> [GOAL]
Rewrite all of the material below with every "range-line" changed to "scope-line" and nothing else altered. Leave the pictures out of your answer.

> [INFORMATION SHOWN]
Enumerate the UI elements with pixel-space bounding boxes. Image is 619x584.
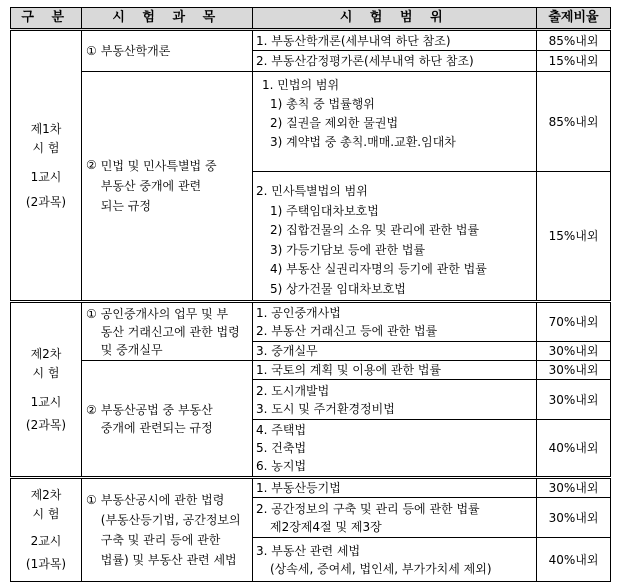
ratio-cell: 40%내외 (537, 538, 611, 582)
range-line: 1. 공인중개사법 (256, 306, 341, 320)
subject-line: 되는 규정 (100, 199, 151, 213)
subject-number: ① (86, 44, 97, 58)
gubun-line: 시 험 (32, 365, 60, 380)
gubun-line: 1교시 (30, 394, 62, 409)
range-line: 2. 민사특별법의 범위 (256, 184, 368, 198)
header-ratio: 출제비율 (537, 8, 611, 30)
range-line: 1. 국토의 계획 및 이용에 관한 법률 (256, 363, 442, 377)
range-line: 4. 주택법 (256, 423, 307, 437)
range-line: 2. 공간정보의 구축 및 관리 등에 관한 법률 (256, 501, 480, 516)
gubun-line: (2과목) (25, 194, 67, 209)
range-cell (253, 51, 537, 72)
range-line: 1) 주택임대차보호법 (270, 203, 379, 218)
range-line: 1. 부동산등기법 (256, 481, 341, 495)
ratio-cell: 30%내외 (537, 380, 611, 420)
header-range: 시 험 범 위 (253, 8, 537, 30)
range-line: 5) 상가건물 임대차보호법 (270, 281, 406, 296)
gubun-line: 제1차 (30, 121, 62, 136)
subject-number: ② (86, 158, 97, 172)
range-cell (253, 538, 537, 582)
subject-text: 부동산학개론 (100, 44, 171, 58)
header-subject: 시 험 과 목 (82, 8, 253, 30)
range-cell (253, 420, 537, 478)
subject-line: 공인중개사의 업무 및 부 (100, 306, 229, 321)
range-line: 2) 질권을 제외한 물권법 (270, 116, 399, 130)
exam1-subject-1 (82, 30, 253, 72)
range-line: 6. 농지법 (256, 459, 307, 473)
subject-line: 법률) 및 부동산 관련 세법 (100, 553, 237, 567)
subject-number: ② (86, 402, 97, 417)
gubun-line: 제2차 (30, 488, 62, 502)
gubun-line: (2과목) (25, 417, 67, 432)
range-line: 2. 부동산 거래신고 등에 관한 법률 (256, 324, 438, 338)
range-line: 3) 계약법 중 총칙.매매.교환.임대차 (270, 135, 456, 149)
range-line: 2. 도시개발법 (256, 383, 330, 398)
ratio-cell: 30%내외 (537, 478, 611, 498)
ratio-cell: 15%내외 (537, 172, 611, 302)
range-line: (상속세, 증여세, 법인세, 부가가치세 제외) (270, 561, 492, 576)
subject-line: 민법 및 민사특별법 중 (100, 159, 217, 173)
range-cell (253, 302, 537, 342)
subject-line: 구축 및 관리 등에 관한 (100, 533, 221, 547)
gubun-line: 1교시 (30, 169, 62, 184)
range-line: 1. 부동산학개론(세부내역 하단 참조) (256, 33, 451, 48)
range-cell (253, 478, 537, 498)
range-cell (253, 361, 537, 380)
range-line: 3. 도시 및 주거환경정비법 (256, 401, 395, 416)
ratio-cell: 85%내외 (537, 72, 611, 172)
gubun-line: 시 험 (32, 507, 60, 521)
range-line: 4) 부동산 실권리자명의 등기에 관한 법률 (270, 262, 487, 276)
subject-line: 부동산공시에 관한 법령 (100, 493, 225, 507)
range-line: 2. 부동산감정평가론(세부내역 하단 참조) (256, 54, 474, 68)
exam1-row-1 (11, 30, 611, 51)
gubun-line: 2교시 (30, 534, 62, 548)
range-cell (253, 498, 537, 538)
ratio-cell: 15%내외 (537, 51, 611, 72)
range-line: 2) 집합건물의 소유 및 관리에 관한 법률 (270, 223, 480, 237)
exam1-row-3 (11, 72, 611, 172)
ratio-cell: 30%내외 (537, 342, 611, 361)
subject-line: 부동산 중개에 관련 (100, 179, 202, 193)
subject-line: (부동산등기법, 공간정보의 (100, 513, 241, 527)
exam2b-gubun (11, 478, 82, 582)
gubun-line: (1과목) (25, 557, 67, 571)
ratio-cell: 85%내외 (537, 30, 611, 51)
exam2a-subject-1 (82, 302, 253, 361)
exam2a-gubun (11, 302, 82, 478)
exam1-subject-2 (82, 72, 253, 302)
ratio-cell: 30%내외 (537, 498, 611, 538)
subject-line: 중개에 관련되는 규정 (100, 420, 213, 435)
exam2b-subject-1 (82, 478, 253, 582)
range-line: 3. 부동산 관련 세법 (256, 543, 361, 558)
exam1-gubun (11, 30, 82, 302)
range-line: 3) 가등기담보 등에 관한 법률 (270, 242, 426, 257)
exam2b-row-1 (11, 478, 611, 498)
subject-line: 부동산공법 중 부동산 (100, 402, 213, 417)
subject-line: 및 중개실무 (100, 342, 163, 357)
gubun-line: 제2차 (30, 346, 62, 361)
range-cell (253, 380, 537, 420)
range-cell (253, 172, 537, 302)
range-cell (253, 342, 537, 361)
exam2a-subject-2 (82, 361, 253, 478)
header-row (11, 8, 611, 30)
exam2a-row-1 (11, 302, 611, 342)
gubun-line: 시 험 (32, 140, 60, 155)
range-cell (253, 72, 537, 172)
subject-line: 동산 거래신고에 관한 법령 (100, 324, 240, 339)
range-line: 1) 총칙 중 법률행위 (270, 97, 375, 111)
subject-number: ① (86, 493, 97, 507)
ratio-cell: 40%내외 (537, 420, 611, 478)
exam2a-row-3 (11, 361, 611, 380)
exam-scope-table (10, 7, 611, 582)
ratio-cell: 30%내외 (537, 361, 611, 380)
range-line: 3. 중개실무 (256, 344, 318, 358)
header-gubun: 구 분 (11, 8, 82, 30)
range-cell (253, 30, 537, 51)
range-line: 5. 건축법 (256, 441, 307, 455)
ratio-cell: 70%내외 (537, 302, 611, 342)
range-line: 제2장제4절 및 제3장 (270, 519, 382, 534)
range-line: 1. 민법의 범위 (262, 78, 340, 92)
subject-number: ① (86, 306, 97, 321)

> [EXERCISE OUTPUT]
Enumerate the UI elements with pixel-space bounding boxes. Image is 619x584.
ratio-cell: 40%내외 (537, 538, 611, 582)
scope-line: 1. 공인중개사법 (256, 306, 341, 320)
subject-line: 되는 규정 (100, 199, 151, 213)
subject-number: ① (86, 44, 97, 58)
gubun-line: 시 험 (32, 365, 60, 380)
gubun-line: 1교시 (30, 394, 62, 409)
scope-line: 2. 민사특별법의 범위 (256, 184, 368, 198)
header-ratio: 출제비율 (537, 8, 611, 30)
scope-line: 1. 국토의 계획 및 이용에 관한 법률 (256, 363, 442, 377)
scope-line: 4. 주택법 (256, 423, 307, 437)
scope-line: 2. 공간정보의 구축 및 관리 등에 관한 법률 (256, 501, 480, 516)
gubun-line: (2과목) (25, 194, 67, 209)
range-cell (253, 51, 537, 72)
scope-line: 1) 주택임대차보호법 (270, 203, 379, 218)
scope-line: 1. 부동산등기법 (256, 481, 341, 495)
ratio-cell: 30%내외 (537, 380, 611, 420)
header-range: 시 험 범 위 (253, 8, 537, 30)
scope-line: 5) 상가건물 임대차보호법 (270, 281, 406, 296)
gubun-line: 제1차 (30, 121, 62, 136)
subject-number: ② (86, 158, 97, 172)
range-cell (253, 538, 537, 582)
subject-text: 부동산학개론 (100, 44, 171, 58)
header-subject: 시 험 과 목 (82, 8, 253, 30)
range-cell (253, 420, 537, 478)
subject-line: 공인중개사의 업무 및 부 (100, 306, 229, 321)
scope-line: 2) 질권을 제외한 물권법 (270, 116, 399, 130)
exam1-subject-1 (82, 30, 253, 72)
scope-line: 6. 농지법 (256, 459, 307, 473)
subject-line: 법률) 및 부동산 관련 세법 (100, 553, 237, 567)
subject-number: ② (86, 402, 97, 417)
gubun-line: 제2차 (30, 488, 62, 502)
gubun-line: (2과목) (25, 417, 67, 432)
scope-line: 2. 부동산 거래신고 등에 관한 법률 (256, 324, 438, 338)
scope-line: 3) 계약법 중 총칙.매매.교환.임대차 (270, 135, 456, 149)
scope-line: 2. 도시개발법 (256, 383, 330, 398)
ratio-cell: 30%내외 (537, 478, 611, 498)
ratio-cell: 15%내외 (537, 172, 611, 302)
scope-line: (상속세, 증여세, 법인세, 부가가치세 제외) (270, 561, 492, 576)
subject-line: 민법 및 민사특별법 중 (100, 159, 217, 173)
range-cell (253, 302, 537, 342)
subject-line: 구축 및 관리 등에 관한 (100, 533, 221, 547)
gubun-line: 1교시 (30, 169, 62, 184)
scope-line: 1. 부동산학개론(세부내역 하단 참조) (256, 33, 451, 48)
range-cell (253, 478, 537, 498)
range-cell (253, 361, 537, 380)
scope-line: 3. 도시 및 주거환경정비법 (256, 401, 395, 416)
ratio-cell: 85%내외 (537, 72, 611, 172)
gubun-line: 시 험 (32, 507, 60, 521)
scope-line: 4) 부동산 실권리자명의 등기에 관한 법률 (270, 262, 487, 276)
subject-line: 부동산공시에 관한 법령 (100, 493, 225, 507)
scope-line: 2. 부동산감정평가론(세부내역 하단 참조) (256, 54, 474, 68)
exam1-row-1 (11, 30, 611, 51)
gubun-line: 2교시 (30, 534, 62, 548)
range-cell (253, 498, 537, 538)
ratio-cell: 15%내외 (537, 51, 611, 72)
scope-line: 2) 집합건물의 소유 및 관리에 관한 법률 (270, 223, 480, 237)
exam1-row-3 (11, 72, 611, 172)
ratio-cell: 30%내외 (537, 342, 611, 361)
subject-line: 부동산 중개에 관련 (100, 179, 202, 193)
subject-line: (부동산등기법, 공간정보의 (100, 513, 241, 527)
exam2b-gubun (11, 478, 82, 582)
gubun-line: (1과목) (25, 557, 67, 571)
ratio-cell: 85%내외 (537, 30, 611, 51)
exam2a-subject-1 (82, 302, 253, 361)
exam2a-gubun (11, 302, 82, 478)
exam1-subject-2 (82, 72, 253, 302)
ratio-cell: 30%내외 (537, 498, 611, 538)
subject-line: 중개에 관련되는 규정 (100, 420, 213, 435)
exam2b-subject-1 (82, 478, 253, 582)
scope-line: 3. 부동산 관련 세법 (256, 543, 361, 558)
exam1-gubun (11, 30, 82, 302)
scope-line: 3) 가등기담보 등에 관한 법률 (270, 242, 426, 257)
exam2b-row-1 (11, 478, 611, 498)
subject-line: 부동산공법 중 부동산 (100, 402, 213, 417)
subject-line: 및 중개실무 (100, 342, 163, 357)
gubun-line: 제2차 (30, 346, 62, 361)
range-cell (253, 380, 537, 420)
range-cell (253, 172, 537, 302)
range-cell (253, 342, 537, 361)
exam2a-subject-2 (82, 361, 253, 478)
header-row (11, 8, 611, 30)
exam2a-row-1 (11, 302, 611, 342)
gubun-line: 시 험 (32, 140, 60, 155)
range-cell (253, 72, 537, 172)
subject-line: 동산 거래신고에 관한 법령 (100, 324, 240, 339)
scope-line: 1) 총칙 중 법률행위 (270, 97, 375, 111)
subject-number: ① (86, 493, 97, 507)
ratio-cell: 40%내외 (537, 420, 611, 478)
exam2a-row-3 (11, 361, 611, 380)
exam-scope-table (10, 7, 611, 582)
ratio-cell: 30%내외 (537, 361, 611, 380)
scope-line: 3. 중개실무 (256, 344, 318, 358)
header-gubun: 구 분 (11, 8, 82, 30)
range-cell (253, 30, 537, 51)
scope-line: 5. 건축법 (256, 441, 307, 455)
ratio-cell: 70%내외 (537, 302, 611, 342)
scope-line: 제2장제4절 및 제3장 (270, 519, 382, 534)
scope-line: 1. 민법의 범위 (262, 78, 340, 92)
subject-number: ① (86, 306, 97, 321)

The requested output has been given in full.